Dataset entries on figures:
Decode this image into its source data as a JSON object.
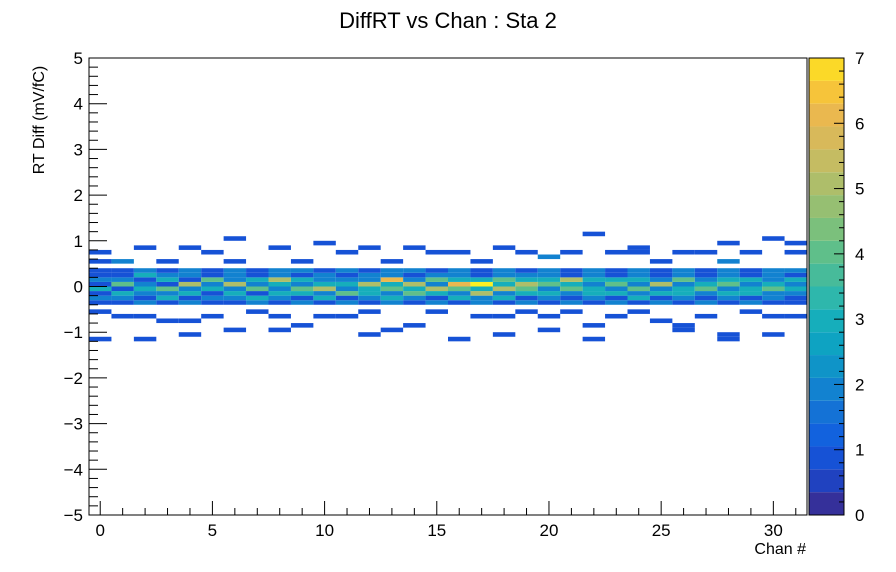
{
  "chart_data": {
    "type": "heatmap",
    "title": "DiffRT vs Chan : Sta 2",
    "xlabel": "Chan #",
    "ylabel": "RT Diff (mV/fC)",
    "xlim": [
      -0.5,
      31.5
    ],
    "ylim": [
      -5,
      5
    ],
    "x_ticks": [
      0,
      5,
      10,
      15,
      20,
      25,
      30
    ],
    "y_ticks": [
      -5,
      -4,
      -3,
      -2,
      -1,
      0,
      1,
      2,
      3,
      4,
      5
    ],
    "x_bin_width": 1,
    "y_bin_width": 0.1,
    "colorbar": {
      "zlim": [
        0,
        7
      ],
      "ticks": [
        0,
        1,
        2,
        3,
        4,
        5,
        6,
        7
      ],
      "levels": 20
    },
    "grid": false,
    "core_y_bins": [
      -0.35,
      -0.25,
      -0.15,
      -0.05,
      0.05,
      0.15,
      0.25,
      0.35
    ],
    "core_counts": [
      [
        1,
        2,
        1,
        3,
        1,
        2,
        1,
        1
      ],
      [
        1,
        2,
        3,
        1,
        4,
        2,
        1,
        1
      ],
      [
        2,
        1,
        2,
        3,
        2,
        1,
        3,
        2
      ],
      [
        1,
        3,
        2,
        4,
        1,
        3,
        2,
        1
      ],
      [
        2,
        1,
        3,
        2,
        5,
        1,
        2,
        2
      ],
      [
        1,
        2,
        1,
        3,
        2,
        4,
        1,
        1
      ],
      [
        1,
        2,
        3,
        2,
        5,
        2,
        2,
        2
      ],
      [
        2,
        3,
        1,
        4,
        2,
        3,
        1,
        1
      ],
      [
        1,
        2,
        3,
        2,
        3,
        5,
        2,
        2
      ],
      [
        2,
        1,
        3,
        4,
        2,
        3,
        1,
        2
      ],
      [
        1,
        3,
        2,
        5,
        3,
        2,
        2,
        1
      ],
      [
        2,
        1,
        4,
        2,
        3,
        2,
        1,
        2
      ],
      [
        1,
        2,
        3,
        3,
        5,
        2,
        2,
        1
      ],
      [
        2,
        3,
        2,
        4,
        3,
        6,
        2,
        2
      ],
      [
        1,
        2,
        4,
        3,
        5,
        2,
        1,
        2
      ],
      [
        2,
        1,
        3,
        5,
        2,
        4,
        2,
        1
      ],
      [
        1,
        3,
        2,
        4,
        6,
        3,
        2,
        2
      ],
      [
        2,
        2,
        5,
        3,
        7,
        3,
        1,
        1
      ],
      [
        1,
        3,
        2,
        5,
        3,
        4,
        2,
        2
      ],
      [
        2,
        1,
        3,
        4,
        5,
        3,
        2,
        1
      ],
      [
        1,
        2,
        3,
        2,
        4,
        3,
        2,
        2
      ],
      [
        2,
        1,
        2,
        4,
        3,
        5,
        1,
        1
      ],
      [
        1,
        2,
        3,
        3,
        2,
        3,
        2,
        2
      ],
      [
        2,
        1,
        3,
        2,
        4,
        3,
        1,
        1
      ],
      [
        1,
        3,
        2,
        4,
        2,
        3,
        2,
        2
      ],
      [
        2,
        1,
        3,
        2,
        5,
        2,
        1,
        1
      ],
      [
        1,
        2,
        3,
        3,
        2,
        4,
        2,
        2
      ],
      [
        2,
        1,
        2,
        4,
        3,
        2,
        1,
        1
      ],
      [
        1,
        2,
        3,
        2,
        4,
        3,
        2,
        2
      ],
      [
        2,
        1,
        3,
        3,
        2,
        3,
        1,
        1
      ],
      [
        1,
        2,
        2,
        4,
        3,
        2,
        2,
        2
      ],
      [
        1,
        1,
        2,
        3,
        2,
        3,
        1,
        2
      ]
    ],
    "outliers": [
      {
        "x": 0,
        "y": 0.75,
        "z": 1
      },
      {
        "x": 0,
        "y": 0.55,
        "z": 1
      },
      {
        "x": 0,
        "y": -0.55,
        "z": 1
      },
      {
        "x": 0,
        "y": -1.15,
        "z": 1
      },
      {
        "x": 1,
        "y": 0.55,
        "z": 2
      },
      {
        "x": 1,
        "y": -0.65,
        "z": 1
      },
      {
        "x": 2,
        "y": 0.85,
        "z": 1
      },
      {
        "x": 2,
        "y": -0.65,
        "z": 1
      },
      {
        "x": 2,
        "y": -1.15,
        "z": 1
      },
      {
        "x": 3,
        "y": 0.55,
        "z": 1
      },
      {
        "x": 3,
        "y": -0.75,
        "z": 1
      },
      {
        "x": 4,
        "y": 0.85,
        "z": 1
      },
      {
        "x": 4,
        "y": -0.75,
        "z": 1
      },
      {
        "x": 4,
        "y": -1.05,
        "z": 1
      },
      {
        "x": 5,
        "y": 0.75,
        "z": 1
      },
      {
        "x": 5,
        "y": -0.65,
        "z": 1
      },
      {
        "x": 6,
        "y": 1.05,
        "z": 1
      },
      {
        "x": 6,
        "y": 0.55,
        "z": 1
      },
      {
        "x": 6,
        "y": -0.95,
        "z": 1
      },
      {
        "x": 7,
        "y": -0.55,
        "z": 1
      },
      {
        "x": 8,
        "y": 0.85,
        "z": 1
      },
      {
        "x": 8,
        "y": -0.65,
        "z": 1
      },
      {
        "x": 8,
        "y": -0.95,
        "z": 1
      },
      {
        "x": 9,
        "y": 0.55,
        "z": 1
      },
      {
        "x": 9,
        "y": -0.85,
        "z": 1
      },
      {
        "x": 10,
        "y": 0.95,
        "z": 1
      },
      {
        "x": 10,
        "y": -0.65,
        "z": 1
      },
      {
        "x": 11,
        "y": 0.75,
        "z": 1
      },
      {
        "x": 11,
        "y": -0.65,
        "z": 1
      },
      {
        "x": 12,
        "y": 0.85,
        "z": 1
      },
      {
        "x": 12,
        "y": -0.55,
        "z": 1
      },
      {
        "x": 12,
        "y": -1.05,
        "z": 1
      },
      {
        "x": 13,
        "y": 0.55,
        "z": 1
      },
      {
        "x": 13,
        "y": -0.95,
        "z": 1
      },
      {
        "x": 14,
        "y": 0.85,
        "z": 1
      },
      {
        "x": 14,
        "y": -0.85,
        "z": 1
      },
      {
        "x": 15,
        "y": 0.75,
        "z": 1
      },
      {
        "x": 15,
        "y": -0.55,
        "z": 1
      },
      {
        "x": 16,
        "y": 0.75,
        "z": 1
      },
      {
        "x": 16,
        "y": -1.15,
        "z": 1
      },
      {
        "x": 17,
        "y": 0.55,
        "z": 1
      },
      {
        "x": 17,
        "y": -0.65,
        "z": 1
      },
      {
        "x": 18,
        "y": 0.85,
        "z": 1
      },
      {
        "x": 18,
        "y": -0.65,
        "z": 1
      },
      {
        "x": 18,
        "y": -1.05,
        "z": 1
      },
      {
        "x": 19,
        "y": 0.75,
        "z": 1
      },
      {
        "x": 19,
        "y": -0.55,
        "z": 1
      },
      {
        "x": 20,
        "y": 0.65,
        "z": 2
      },
      {
        "x": 20,
        "y": -0.65,
        "z": 1
      },
      {
        "x": 20,
        "y": -0.95,
        "z": 1
      },
      {
        "x": 21,
        "y": 0.75,
        "z": 1
      },
      {
        "x": 21,
        "y": -0.55,
        "z": 1
      },
      {
        "x": 22,
        "y": 1.15,
        "z": 1
      },
      {
        "x": 22,
        "y": -0.85,
        "z": 1
      },
      {
        "x": 22,
        "y": -1.15,
        "z": 1
      },
      {
        "x": 23,
        "y": 0.75,
        "z": 1
      },
      {
        "x": 23,
        "y": -0.65,
        "z": 1
      },
      {
        "x": 24,
        "y": 0.85,
        "z": 1
      },
      {
        "x": 24,
        "y": 0.75,
        "z": 1
      },
      {
        "x": 24,
        "y": -0.55,
        "z": 1
      },
      {
        "x": 25,
        "y": 0.55,
        "z": 1
      },
      {
        "x": 25,
        "y": -0.75,
        "z": 1
      },
      {
        "x": 26,
        "y": 0.75,
        "z": 1
      },
      {
        "x": 26,
        "y": -0.85,
        "z": 1
      },
      {
        "x": 26,
        "y": -0.95,
        "z": 1
      },
      {
        "x": 27,
        "y": 0.75,
        "z": 1
      },
      {
        "x": 27,
        "y": -0.65,
        "z": 1
      },
      {
        "x": 28,
        "y": 0.95,
        "z": 1
      },
      {
        "x": 28,
        "y": 0.55,
        "z": 2
      },
      {
        "x": 28,
        "y": -1.05,
        "z": 1
      },
      {
        "x": 28,
        "y": -1.15,
        "z": 1
      },
      {
        "x": 29,
        "y": 0.75,
        "z": 1
      },
      {
        "x": 29,
        "y": -0.55,
        "z": 1
      },
      {
        "x": 30,
        "y": 1.05,
        "z": 1
      },
      {
        "x": 30,
        "y": -0.65,
        "z": 1
      },
      {
        "x": 30,
        "y": -1.05,
        "z": 1
      },
      {
        "x": 31,
        "y": 0.95,
        "z": 1
      },
      {
        "x": 31,
        "y": 0.75,
        "z": 1
      },
      {
        "x": 31,
        "y": -0.65,
        "z": 1
      }
    ]
  }
}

### Challenge
Show every line where the string "Chan" appears.

### In response
    "title": "DiffRT vs Chan : Sta 2",
    "xlabel": "Chan #",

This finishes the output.